> _YOUR OBJECTIVE_
The records should be written out in full, with nothing altered.

** START EXERCISE MATERIAL **

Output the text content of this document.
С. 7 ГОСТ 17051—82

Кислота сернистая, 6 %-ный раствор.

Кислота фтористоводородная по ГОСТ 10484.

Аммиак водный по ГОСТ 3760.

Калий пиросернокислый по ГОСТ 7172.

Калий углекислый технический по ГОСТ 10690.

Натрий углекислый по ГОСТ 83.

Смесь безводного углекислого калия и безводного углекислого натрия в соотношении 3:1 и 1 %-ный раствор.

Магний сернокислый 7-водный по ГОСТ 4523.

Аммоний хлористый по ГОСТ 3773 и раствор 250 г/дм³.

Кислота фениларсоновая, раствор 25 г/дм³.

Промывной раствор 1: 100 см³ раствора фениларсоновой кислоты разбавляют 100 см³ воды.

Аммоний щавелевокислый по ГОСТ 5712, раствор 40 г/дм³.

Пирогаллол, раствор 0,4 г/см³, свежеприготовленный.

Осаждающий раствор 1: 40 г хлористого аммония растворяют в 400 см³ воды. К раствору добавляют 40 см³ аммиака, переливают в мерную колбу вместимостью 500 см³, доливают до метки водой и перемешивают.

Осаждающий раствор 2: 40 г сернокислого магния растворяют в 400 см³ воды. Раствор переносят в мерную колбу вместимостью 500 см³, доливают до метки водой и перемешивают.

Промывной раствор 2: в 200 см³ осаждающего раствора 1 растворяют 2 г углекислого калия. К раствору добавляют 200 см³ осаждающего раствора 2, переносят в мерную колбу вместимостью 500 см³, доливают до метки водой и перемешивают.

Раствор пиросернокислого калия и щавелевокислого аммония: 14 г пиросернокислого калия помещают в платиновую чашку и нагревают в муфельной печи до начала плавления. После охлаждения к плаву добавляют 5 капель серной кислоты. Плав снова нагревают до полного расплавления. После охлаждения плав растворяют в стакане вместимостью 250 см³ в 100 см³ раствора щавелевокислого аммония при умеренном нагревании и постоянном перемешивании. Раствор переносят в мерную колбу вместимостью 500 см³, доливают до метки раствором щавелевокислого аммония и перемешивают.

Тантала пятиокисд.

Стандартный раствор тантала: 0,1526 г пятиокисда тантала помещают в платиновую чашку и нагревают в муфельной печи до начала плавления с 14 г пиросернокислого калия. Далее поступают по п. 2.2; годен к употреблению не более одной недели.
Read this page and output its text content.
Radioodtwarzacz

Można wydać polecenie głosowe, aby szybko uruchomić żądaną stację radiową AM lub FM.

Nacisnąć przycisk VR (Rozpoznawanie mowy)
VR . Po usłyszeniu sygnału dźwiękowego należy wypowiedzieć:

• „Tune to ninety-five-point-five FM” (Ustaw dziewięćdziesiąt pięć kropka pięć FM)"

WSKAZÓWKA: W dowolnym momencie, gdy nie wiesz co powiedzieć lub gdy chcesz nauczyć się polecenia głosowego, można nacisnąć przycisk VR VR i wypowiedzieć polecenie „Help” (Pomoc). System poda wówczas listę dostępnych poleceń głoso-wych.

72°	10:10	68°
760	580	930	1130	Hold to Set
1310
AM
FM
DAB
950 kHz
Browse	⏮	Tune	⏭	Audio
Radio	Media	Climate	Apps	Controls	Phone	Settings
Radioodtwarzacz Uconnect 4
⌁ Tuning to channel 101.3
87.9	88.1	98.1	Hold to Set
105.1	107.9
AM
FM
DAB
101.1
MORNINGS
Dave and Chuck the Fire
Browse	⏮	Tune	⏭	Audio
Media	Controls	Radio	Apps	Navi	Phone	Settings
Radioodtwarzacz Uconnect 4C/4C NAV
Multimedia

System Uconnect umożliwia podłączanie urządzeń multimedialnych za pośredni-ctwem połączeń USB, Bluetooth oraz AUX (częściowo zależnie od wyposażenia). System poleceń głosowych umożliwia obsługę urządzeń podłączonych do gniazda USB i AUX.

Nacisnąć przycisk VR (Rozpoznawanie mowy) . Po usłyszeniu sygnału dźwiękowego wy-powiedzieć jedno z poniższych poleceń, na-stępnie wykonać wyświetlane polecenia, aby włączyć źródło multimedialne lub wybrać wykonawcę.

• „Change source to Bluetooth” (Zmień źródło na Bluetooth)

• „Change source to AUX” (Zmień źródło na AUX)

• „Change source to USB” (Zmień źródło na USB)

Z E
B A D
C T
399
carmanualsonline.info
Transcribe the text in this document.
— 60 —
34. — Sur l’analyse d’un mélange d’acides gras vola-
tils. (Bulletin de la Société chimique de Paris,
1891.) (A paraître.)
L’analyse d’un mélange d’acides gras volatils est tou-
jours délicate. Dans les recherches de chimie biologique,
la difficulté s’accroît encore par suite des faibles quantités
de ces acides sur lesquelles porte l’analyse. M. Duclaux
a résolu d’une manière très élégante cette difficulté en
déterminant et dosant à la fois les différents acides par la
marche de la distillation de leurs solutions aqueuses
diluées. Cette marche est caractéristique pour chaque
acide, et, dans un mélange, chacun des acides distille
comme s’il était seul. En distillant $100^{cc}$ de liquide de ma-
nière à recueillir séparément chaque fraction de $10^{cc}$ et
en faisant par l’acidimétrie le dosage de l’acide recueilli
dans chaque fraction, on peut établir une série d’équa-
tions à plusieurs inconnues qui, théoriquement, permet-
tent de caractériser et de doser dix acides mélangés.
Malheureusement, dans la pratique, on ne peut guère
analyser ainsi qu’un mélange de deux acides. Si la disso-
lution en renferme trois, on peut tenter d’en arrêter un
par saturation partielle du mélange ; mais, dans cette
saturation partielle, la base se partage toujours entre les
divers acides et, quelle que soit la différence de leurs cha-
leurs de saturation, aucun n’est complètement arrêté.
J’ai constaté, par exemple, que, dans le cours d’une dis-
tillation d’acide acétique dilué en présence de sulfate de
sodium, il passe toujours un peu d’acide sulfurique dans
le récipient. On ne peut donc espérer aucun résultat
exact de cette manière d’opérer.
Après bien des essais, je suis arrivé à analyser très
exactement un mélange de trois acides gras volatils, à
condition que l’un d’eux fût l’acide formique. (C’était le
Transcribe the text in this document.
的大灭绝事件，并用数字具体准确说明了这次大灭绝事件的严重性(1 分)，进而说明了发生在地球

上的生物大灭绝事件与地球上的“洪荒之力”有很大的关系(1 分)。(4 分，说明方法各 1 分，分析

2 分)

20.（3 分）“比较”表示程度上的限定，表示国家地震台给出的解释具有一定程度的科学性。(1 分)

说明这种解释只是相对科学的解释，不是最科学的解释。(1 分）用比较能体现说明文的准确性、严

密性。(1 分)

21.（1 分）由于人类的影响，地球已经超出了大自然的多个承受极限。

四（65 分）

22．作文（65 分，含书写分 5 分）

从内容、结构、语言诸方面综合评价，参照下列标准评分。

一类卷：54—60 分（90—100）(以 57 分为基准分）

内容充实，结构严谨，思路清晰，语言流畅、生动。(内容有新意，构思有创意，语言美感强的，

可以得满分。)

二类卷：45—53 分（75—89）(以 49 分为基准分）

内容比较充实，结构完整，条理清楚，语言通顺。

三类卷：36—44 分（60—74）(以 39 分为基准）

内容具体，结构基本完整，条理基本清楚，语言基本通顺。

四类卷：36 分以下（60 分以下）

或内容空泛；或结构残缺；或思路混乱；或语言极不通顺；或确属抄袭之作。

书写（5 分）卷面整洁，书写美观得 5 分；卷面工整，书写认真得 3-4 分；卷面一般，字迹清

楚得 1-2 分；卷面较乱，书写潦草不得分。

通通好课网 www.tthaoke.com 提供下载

** END EXERCISE MATERIAL **

> _RESULT_
Output the text content of this document.
С. 7 ГОСТ 17051—82

Кислота сернистая, 6 %-ный раствор.

Кислота фтористоводородная по ГОСТ 10484.

Аммиак водный по ГОСТ 3760.

Калий пиросернокислый по ГОСТ 7172.

Калий углекислый технический по ГОСТ 10690.

Натрий углекислый по ГОСТ 83.

Смесь безводного углекислого калия и безводного углекислого натрия в соотношении 3:1 и 1 %-ный раствор.

Магний сернокислый 7-водный по ГОСТ 4523.

Аммоний хлористый по ГОСТ 3773 и раствор 250 г/дм³.

Кислота фениларсоновая, раствор 25 г/дм³.

Промывной раствор 1: 100 см³ раствора фениларсоновой кислоты разбавляют 100 см³ воды.

Аммоний щавелевокислый по ГОСТ 5712, раствор 40 г/дм³.

Пирогаллол, раствор 0,4 г/см³, свежеприготовленный.

Осаждающий раствор 1: 40 г хлористого аммония растворяют в 400 см³ воды. К раствору добавляют 40 см³ аммиака, переливают в мерную колбу вместимостью 500 см³, доливают до метки водой и перемешивают.

Осаждающий раствор 2: 40 г сернокислого магния растворяют в 400 см³ воды. Раствор переносят в мерную колбу вместимостью 500 см³, доливают до метки водой и перемешивают.

Промывной раствор 2: в 200 см³ осаждающего раствора 1 растворяют 2 г углекислого калия. К раствору добавляют 200 см³ осаждающего раствора 2, переносят в мерную колбу вместимостью 500 см³, доливают до метки водой и перемешивают.

Раствор пиросернокислого калия и щавелевокислого аммония: 14 г пиросернокислого калия помещают в платиновую чашку и нагревают в муфельной печи до начала плавления. После охлаждения к плаву добавляют 5 капель серной кислоты. Плав снова нагревают до полного расплавления. После охлаждения плав растворяют в стакане вместимостью 250 см³ в 100 см³ раствора щавелевокислого аммония при умеренном нагревании и постоянном перемешивании. Раствор переносят в мерную колбу вместимостью 500 см³, доливают до метки раствором щавелевокислого аммония и перемешивают.

Тантала пятиокисд.

Стандартный раствор тантала: 0,1526 г пятиокисда тантала помещают в платиновую чашку и нагревают в муфельной печи до начала плавления с 14 г пиросернокислого калия. Далее поступают по п. 2.2; годен к употреблению не более одной недели.
Read this page and output its text content.
Radioodtwarzacz

Można wydać polecenie głosowe, aby szybko uruchomić żądaną stację radiową AM lub FM.

Nacisnąć przycisk VR (Rozpoznawanie mowy)
VR . Po usłyszeniu sygnału dźwiękowego należy wypowiedzieć:

• „Tune to ninety-five-point-five FM” (Ustaw dziewięćdziesiąt pięć kropka pięć FM)"

WSKAZÓWKA: W dowolnym momencie, gdy nie wiesz co powiedzieć lub gdy chcesz nauczyć się polecenia głosowego, można nacisnąć przycisk VR VR i wypowiedzieć polecenie „Help” (Pomoc). System poda wówczas listę dostępnych poleceń głoso-wych.

72°	10:10	68°
760	580	930	1130	Hold to Set
1310
AM
FM
DAB
950 kHz
Browse	⏮	Tune	⏭	Audio
Radio	Media	Climate	Apps	Controls	Phone	Settings
Radioodtwarzacz Uconnect 4
⌁ Tuning to channel 101.3
87.9	88.1	98.1	Hold to Set
105.1	107.9
AM
FM
DAB
101.1
MORNINGS
Dave and Chuck the Fire
Browse	⏮	Tune	⏭	Audio
Media	Controls	Radio	Apps	Navi	Phone	Settings
Radioodtwarzacz Uconnect 4C/4C NAV
Multimedia

System Uconnect umożliwia podłączanie urządzeń multimedialnych za pośredni-ctwem połączeń USB, Bluetooth oraz AUX (częściowo zależnie od wyposażenia). System poleceń głosowych umożliwia obsługę urządzeń podłączonych do gniazda USB i AUX.

Nacisnąć przycisk VR (Rozpoznawanie mowy) . Po usłyszeniu sygnału dźwiękowego wy-powiedzieć jedno z poniższych poleceń, na-stępnie wykonać wyświetlane polecenia, aby włączyć źródło multimedialne lub wybrać wykonawcę.

• „Change source to Bluetooth” (Zmień źródło na Bluetooth)

• „Change source to AUX” (Zmień źródło na AUX)

• „Change source to USB” (Zmień źródło na USB)

Z E
B A D
C T
399
carmanualsonline.info
Transcribe the text in this document.
— 60 —
34. — Sur l’analyse d’un mélange d’acides gras vola-
tils. (Bulletin de la Société chimique de Paris,
1891.) (A paraître.)
L’analyse d’un mélange d’acides gras volatils est tou-
jours délicate. Dans les recherches de chimie biologique,
la difficulté s’accroît encore par suite des faibles quantités
de ces acides sur lesquelles porte l’analyse. M. Duclaux
a résolu d’une manière très élégante cette difficulté en
déterminant et dosant à la fois les différents acides par la
marche de la distillation de leurs solutions aqueuses
diluées. Cette marche est caractéristique pour chaque
acide, et, dans un mélange, chacun des acides distille
comme s’il était seul. En distillant $100^{cc}$ de liquide de ma-
nière à recueillir séparément chaque fraction de $10^{cc}$ et
en faisant par l’acidimétrie le dosage de l’acide recueilli
dans chaque fraction, on peut établir une série d’équa-
tions à plusieurs inconnues qui, théoriquement, permet-
tent de caractériser et de doser dix acides mélangés.
Malheureusement, dans la pratique, on ne peut guère
analyser ainsi qu’un mélange de deux acides. Si la disso-
lution en renferme trois, on peut tenter d’en arrêter un
par saturation partielle du mélange ; mais, dans cette
saturation partielle, la base se partage toujours entre les
divers acides et, quelle que soit la différence de leurs cha-
leurs de saturation, aucun n’est complètement arrêté.
J’ai constaté, par exemple, que, dans le cours d’une dis-
tillation d’acide acétique dilué en présence de sulfate de
sodium, il passe toujours un peu d’acide sulfurique dans
le récipient. On ne peut donc espérer aucun résultat
exact de cette manière d’opérer.
Après bien des essais, je suis arrivé à analyser très
exactement un mélange de trois acides gras volatils, à
condition que l’un d’eux fût l’acide formique. (C’était le
Transcribe the text in this document.
的大灭绝事件，并用数字具体准确说明了这次大灭绝事件的严重性(1 分)，进而说明了发生在地球

上的生物大灭绝事件与地球上的“洪荒之力”有很大的关系(1 分)。(4 分，说明方法各 1 分，分析

2 分)

20.（3 分）“比较”表示程度上的限定，表示国家地震台给出的解释具有一定程度的科学性。(1 分)

说明这种解释只是相对科学的解释，不是最科学的解释。(1 分）用比较能体现说明文的准确性、严

密性。(1 分)

21.（1 分）由于人类的影响，地球已经超出了大自然的多个承受极限。

四（65 分）

22．作文（65 分，含书写分 5 分）

从内容、结构、语言诸方面综合评价，参照下列标准评分。

一类卷：54—60 分（90—100）(以 57 分为基准分）

内容充实，结构严谨，思路清晰，语言流畅、生动。(内容有新意，构思有创意，语言美感强的，

可以得满分。)

二类卷：45—53 分（75—89）(以 49 分为基准分）

内容比较充实，结构完整，条理清楚，语言通顺。

三类卷：36—44 分（60—74）(以 39 分为基准）

内容具体，结构基本完整，条理基本清楚，语言基本通顺。

四类卷：36 分以下（60 分以下）

或内容空泛；或结构残缺；或思路混乱；或语言极不通顺；或确属抄袭之作。

书写（5 分）卷面整洁，书写美观得 5 分；卷面工整，书写认真得 3-4 分；卷面一般，字迹清

楚得 1-2 分；卷面较乱，书写潦草不得分。

通通好课网 www.tthaoke.com 提供下载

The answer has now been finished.